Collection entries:
#####
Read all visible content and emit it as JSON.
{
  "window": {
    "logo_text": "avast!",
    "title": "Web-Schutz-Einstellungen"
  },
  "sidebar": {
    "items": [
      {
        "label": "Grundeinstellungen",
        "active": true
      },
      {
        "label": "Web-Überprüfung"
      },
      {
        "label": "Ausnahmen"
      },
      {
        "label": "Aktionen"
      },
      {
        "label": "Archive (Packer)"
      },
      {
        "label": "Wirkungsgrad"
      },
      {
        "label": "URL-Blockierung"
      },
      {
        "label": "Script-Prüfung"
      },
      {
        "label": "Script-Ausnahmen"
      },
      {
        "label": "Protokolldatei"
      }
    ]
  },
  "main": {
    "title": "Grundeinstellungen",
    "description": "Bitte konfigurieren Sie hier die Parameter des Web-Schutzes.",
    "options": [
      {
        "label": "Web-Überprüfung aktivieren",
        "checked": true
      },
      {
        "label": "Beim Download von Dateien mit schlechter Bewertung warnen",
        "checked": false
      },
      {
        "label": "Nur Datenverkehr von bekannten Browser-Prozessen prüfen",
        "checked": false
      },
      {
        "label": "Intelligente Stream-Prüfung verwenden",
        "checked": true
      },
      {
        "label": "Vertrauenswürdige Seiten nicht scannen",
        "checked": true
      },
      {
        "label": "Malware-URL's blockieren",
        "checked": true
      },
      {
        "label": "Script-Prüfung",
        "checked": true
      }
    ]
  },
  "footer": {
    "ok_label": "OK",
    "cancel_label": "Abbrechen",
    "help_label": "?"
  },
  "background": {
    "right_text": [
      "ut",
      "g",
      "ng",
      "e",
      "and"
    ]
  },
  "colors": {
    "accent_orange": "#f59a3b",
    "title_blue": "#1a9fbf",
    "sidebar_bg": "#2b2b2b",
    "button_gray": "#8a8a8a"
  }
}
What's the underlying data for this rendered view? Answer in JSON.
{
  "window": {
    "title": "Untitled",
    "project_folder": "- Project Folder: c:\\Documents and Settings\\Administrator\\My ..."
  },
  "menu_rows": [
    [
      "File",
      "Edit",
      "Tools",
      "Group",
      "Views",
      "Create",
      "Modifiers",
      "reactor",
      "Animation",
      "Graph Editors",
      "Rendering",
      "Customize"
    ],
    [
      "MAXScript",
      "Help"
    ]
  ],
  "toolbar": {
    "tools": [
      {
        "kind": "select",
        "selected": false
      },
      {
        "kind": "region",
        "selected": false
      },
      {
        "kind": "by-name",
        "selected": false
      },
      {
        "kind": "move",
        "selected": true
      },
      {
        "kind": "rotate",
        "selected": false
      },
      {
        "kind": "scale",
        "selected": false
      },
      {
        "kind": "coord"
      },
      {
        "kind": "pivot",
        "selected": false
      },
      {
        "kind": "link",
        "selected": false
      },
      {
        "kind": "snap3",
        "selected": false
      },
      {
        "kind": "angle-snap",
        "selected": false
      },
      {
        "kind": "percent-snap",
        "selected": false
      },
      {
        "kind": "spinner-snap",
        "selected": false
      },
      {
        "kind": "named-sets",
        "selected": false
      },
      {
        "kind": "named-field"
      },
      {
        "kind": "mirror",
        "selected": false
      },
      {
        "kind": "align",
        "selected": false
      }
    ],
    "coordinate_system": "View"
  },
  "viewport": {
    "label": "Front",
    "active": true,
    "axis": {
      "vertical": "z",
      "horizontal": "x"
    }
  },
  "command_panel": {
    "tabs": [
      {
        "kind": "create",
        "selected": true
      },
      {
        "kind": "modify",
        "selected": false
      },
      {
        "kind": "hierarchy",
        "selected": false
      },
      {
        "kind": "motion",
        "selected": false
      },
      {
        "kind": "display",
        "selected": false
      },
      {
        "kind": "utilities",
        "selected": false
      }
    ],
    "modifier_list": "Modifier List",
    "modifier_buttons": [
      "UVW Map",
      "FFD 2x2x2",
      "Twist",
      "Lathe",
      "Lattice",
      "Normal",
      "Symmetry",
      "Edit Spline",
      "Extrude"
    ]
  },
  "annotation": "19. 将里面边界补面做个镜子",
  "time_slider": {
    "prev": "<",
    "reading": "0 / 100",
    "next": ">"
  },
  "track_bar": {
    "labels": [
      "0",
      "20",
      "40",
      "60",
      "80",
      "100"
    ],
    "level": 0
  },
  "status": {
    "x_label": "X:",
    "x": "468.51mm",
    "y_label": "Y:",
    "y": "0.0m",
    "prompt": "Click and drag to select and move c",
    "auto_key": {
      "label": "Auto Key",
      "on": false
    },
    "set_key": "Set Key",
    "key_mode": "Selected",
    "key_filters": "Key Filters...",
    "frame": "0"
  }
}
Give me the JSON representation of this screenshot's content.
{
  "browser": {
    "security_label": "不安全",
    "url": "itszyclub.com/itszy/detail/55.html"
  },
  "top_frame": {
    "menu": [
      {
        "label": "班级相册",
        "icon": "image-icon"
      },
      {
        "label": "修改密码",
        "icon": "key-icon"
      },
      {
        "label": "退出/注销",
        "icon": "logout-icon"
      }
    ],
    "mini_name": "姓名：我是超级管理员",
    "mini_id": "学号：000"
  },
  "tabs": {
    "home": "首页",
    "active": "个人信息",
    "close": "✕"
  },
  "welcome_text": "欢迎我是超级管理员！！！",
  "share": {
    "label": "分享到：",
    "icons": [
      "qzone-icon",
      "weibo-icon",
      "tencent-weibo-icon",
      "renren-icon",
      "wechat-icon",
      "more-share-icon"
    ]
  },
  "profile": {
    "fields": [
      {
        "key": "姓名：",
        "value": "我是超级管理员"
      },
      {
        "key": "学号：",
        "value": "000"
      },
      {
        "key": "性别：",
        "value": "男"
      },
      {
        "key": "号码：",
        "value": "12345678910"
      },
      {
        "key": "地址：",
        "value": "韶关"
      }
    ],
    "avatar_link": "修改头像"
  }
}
#####
Work to do = Exact output of every entry is required.

Solution to the problem =
Read all visible content and emit it as JSON.
{
  "window": {
    "logo_text": "avast!",
    "title": "Web-Schutz-Einstellungen"
  },
  "sidebar": {
    "items": [
      {
        "label": "Grundeinstellungen",
        "active": true
      },
      {
        "label": "Web-Überprüfung"
      },
      {
        "label": "Ausnahmen"
      },
      {
        "label": "Aktionen"
      },
      {
        "label": "Archive (Packer)"
      },
      {
        "label": "Wirkungsgrad"
      },
      {
        "label": "URL-Blockierung"
      },
      {
        "label": "Script-Prüfung"
      },
      {
        "label": "Script-Ausnahmen"
      },
      {
        "label": "Protokolldatei"
      }
    ]
  },
  "main": {
    "title": "Grundeinstellungen",
    "description": "Bitte konfigurieren Sie hier die Parameter des Web-Schutzes.",
    "options": [
      {
        "label": "Web-Überprüfung aktivieren",
        "checked": true
      },
      {
        "label": "Beim Download von Dateien mit schlechter Bewertung warnen",
        "checked": false
      },
      {
        "label": "Nur Datenverkehr von bekannten Browser-Prozessen prüfen",
        "checked": false
      },
      {
        "label": "Intelligente Stream-Prüfung verwenden",
        "checked": true
      },
      {
        "label": "Vertrauenswürdige Seiten nicht scannen",
        "checked": true
      },
      {
        "label": "Malware-URL's blockieren",
        "checked": true
      },
      {
        "label": "Script-Prüfung",
        "checked": true
      }
    ]
  },
  "footer": {
    "ok_label": "OK",
    "cancel_label": "Abbrechen",
    "help_label": "?"
  },
  "background": {
    "right_text": [
      "ut",
      "g",
      "ng",
      "e",
      "and"
    ]
  },
  "colors": {
    "accent_orange": "#f59a3b",
    "title_blue": "#1a9fbf",
    "sidebar_bg": "#2b2b2b",
    "button_gray": "#8a8a8a"
  }
}
What's the underlying data for this rendered view? Answer in JSON.
{
  "window": {
    "title": "Untitled",
    "project_folder": "- Project Folder: c:\\Documents and Settings\\Administrator\\My ..."
  },
  "menu_rows": [
    [
      "File",
      "Edit",
      "Tools",
      "Group",
      "Views",
      "Create",
      "Modifiers",
      "reactor",
      "Animation",
      "Graph Editors",
      "Rendering",
      "Customize"
    ],
    [
      "MAXScript",
      "Help"
    ]
  ],
  "toolbar": {
    "tools": [
      {
        "kind": "select",
        "selected": false
      },
      {
        "kind": "region",
        "selected": false
      },
      {
        "kind": "by-name",
        "selected": false
      },
      {
        "kind": "move",
        "selected": true
      },
      {
        "kind": "rotate",
        "selected": false
      },
      {
        "kind": "scale",
        "selected": false
      },
      {
        "kind": "coord"
      },
      {
        "kind": "pivot",
        "selected": false
      },
      {
        "kind": "link",
        "selected": false
      },
      {
        "kind": "snap3",
        "selected": false
      },
      {
        "kind": "angle-snap",
        "selected": false
      },
      {
        "kind": "percent-snap",
        "selected": false
      },
      {
        "kind": "spinner-snap",
        "selected": false
      },
      {
        "kind": "named-sets",
        "selected": false
      },
      {
        "kind": "named-field"
      },
      {
        "kind": "mirror",
        "selected": false
      },
      {
        "kind": "align",
        "selected": false
      }
    ],
    "coordinate_system": "View"
  },
  "viewport": {
    "label": "Front",
    "active": true,
    "axis": {
      "vertical": "z",
      "horizontal": "x"
    }
  },
  "command_panel": {
    "tabs": [
      {
        "kind": "create",
        "selected": true
      },
      {
        "kind": "modify",
        "selected": false
      },
      {
        "kind": "hierarchy",
        "selected": false
      },
      {
        "kind": "motion",
        "selected": false
      },
      {
        "kind": "display",
        "selected": false
      },
      {
        "kind": "utilities",
        "selected": false
      }
    ],
    "modifier_list": "Modifier List",
    "modifier_buttons": [
      "UVW Map",
      "FFD 2x2x2",
      "Twist",
      "Lathe",
      "Lattice",
      "Normal",
      "Symmetry",
      "Edit Spline",
      "Extrude"
    ]
  },
  "annotation": "19. 将里面边界补面做个镜子",
  "time_slider": {
    "prev": "<",
    "reading": "0 / 100",
    "next": ">"
  },
  "track_bar": {
    "labels": [
      "0",
      "20",
      "40",
      "60",
      "80",
      "100"
    ],
    "level": 0
  },
  "status": {
    "x_label": "X:",
    "x": "468.51mm",
    "y_label": "Y:",
    "y": "0.0m",
    "prompt": "Click and drag to select and move c",
    "auto_key": {
      "label": "Auto Key",
      "on": false
    },
    "set_key": "Set Key",
    "key_mode": "Selected",
    "key_filters": "Key Filters...",
    "frame": "0"
  }
}
Give me the JSON representation of this screenshot's content.
{
  "browser": {
    "security_label": "不安全",
    "url": "itszyclub.com/itszy/detail/55.html"
  },
  "top_frame": {
    "menu": [
      {
        "label": "班级相册",
        "icon": "image-icon"
      },
      {
        "label": "修改密码",
        "icon": "key-icon"
      },
      {
        "label": "退出/注销",
        "icon": "logout-icon"
      }
    ],
    "mini_name": "姓名：我是超级管理员",
    "mini_id": "学号：000"
  },
  "tabs": {
    "home": "首页",
    "active": "个人信息",
    "close": "✕"
  },
  "welcome_text": "欢迎我是超级管理员！！！",
  "share": {
    "label": "分享到：",
    "icons": [
      "qzone-icon",
      "weibo-icon",
      "tencent-weibo-icon",
      "renren-icon",
      "wechat-icon",
      "more-share-icon"
    ]
  },
  "profile": {
    "fields": [
      {
        "key": "姓名：",
        "value": "我是超级管理员"
      },
      {
        "key": "学号：",
        "value": "000"
      },
      {
        "key": "性别：",
        "value": "男"
      },
      {
        "key": "号码：",
        "value": "12345678910"
      },
      {
        "key": "地址：",
        "value": "韶关"
      }
    ],
    "avatar_link": "修改头像"
  }
}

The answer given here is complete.